Data entries for graphics:

● ● ● ● ● ● ●

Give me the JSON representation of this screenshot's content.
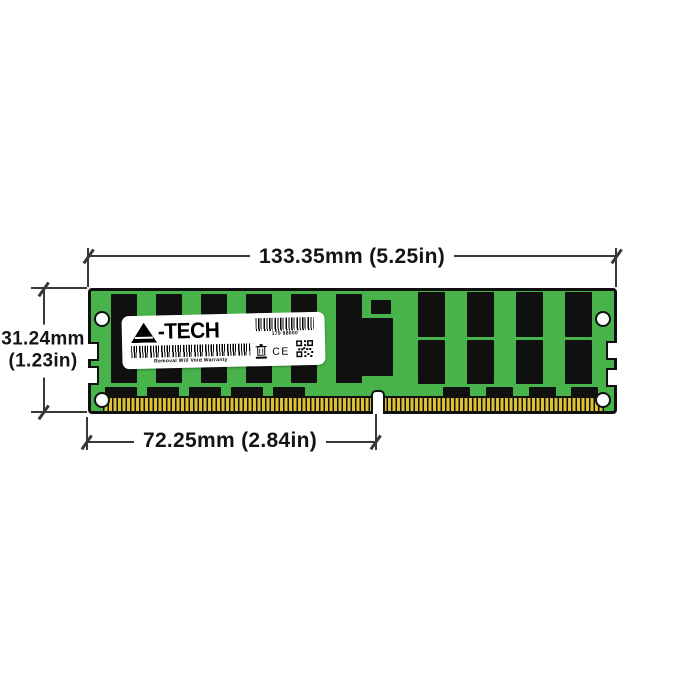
{
  "dimensions": {
    "width_label": "133.35mm (5.25in)",
    "height_label_mm": "31.24mm",
    "height_label_in": "(1.23in)",
    "notch_offset_label": "72.25mm (2.84in)"
  },
  "module": {
    "label": {
      "brand": "A-TECH",
      "brand_display_suffix": "-TECH",
      "serial_number": "179 88000",
      "warranty_text": "Removal Will Void Warranty",
      "ce_mark": "CE"
    }
  },
  "icons": {
    "logo_a": "a-tech-logo-a-icon",
    "barcode_small": "barcode-icon",
    "barcode_wide": "barcode-icon",
    "weee": "weee-crossed-bin-icon",
    "qr": "qr-code-icon"
  },
  "colors": {
    "pcb_green": "#47b34a",
    "chip_black": "#101010",
    "pin_gold": "#dcc135",
    "dimension_line": "#383838",
    "label_white": "#ffffff"
  }
}
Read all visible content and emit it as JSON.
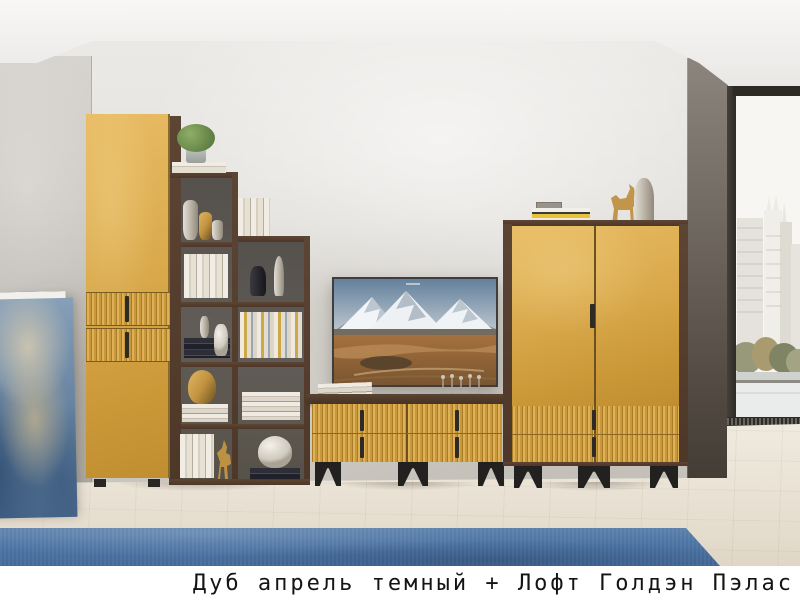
{
  "caption": {
    "text": "Дуб апрель темный + Лофт Голдэн Пэлас"
  },
  "scene": {
    "items": [
      "abstract painting leaning on wall",
      "tall gold cabinet with slatted drawers",
      "dark wood staircase shelving with books and vases",
      "wall mounted tv showing snowy mountains",
      "gold slatted tv stand on black metal legs",
      "two-door gold wardrobe with slatted drawers",
      "floor-to-ceiling window with city view",
      "blue carpet on light wood floor"
    ]
  },
  "palette": {
    "gold_accent": "#d9a94b",
    "dark_wood": "#4f3a2c",
    "rug_blue": "#4b73a3",
    "wall_gray": "#e4e2de",
    "floor_wood": "#e8e1d3",
    "caption_bg": "#ffffff",
    "caption_text": "#141414"
  }
}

● ● ● ● ● ● ●

- **To do**
Copy exactly the lines from the line containing "Read all visible content and emit it as JSON." through the last line of the records, both included, and omit every picture.

- **Finished task**
Read all visible content and emit it as JSON.
{
  "caption": {
    "text": "Дуб апрель темный + Лофт Голдэн Пэлас"
  },
  "scene": {
    "items": [
      "abstract painting leaning on wall",
      "tall gold cabinet with slatted drawers",
      "dark wood staircase shelving with books and vases",
      "wall mounted tv showing snowy mountains",
      "gold slatted tv stand on black metal legs",
      "two-door gold wardrobe with slatted drawers",
      "floor-to-ceiling window with city view",
      "blue carpet on light wood floor"
    ]
  },
  "palette": {
    "gold_accent": "#d9a94b",
    "dark_wood": "#4f3a2c",
    "rug_blue": "#4b73a3",
    "wall_gray": "#e4e2de",
    "floor_wood": "#e8e1d3",
    "caption_bg": "#ffffff",
    "caption_text": "#141414"
  }
}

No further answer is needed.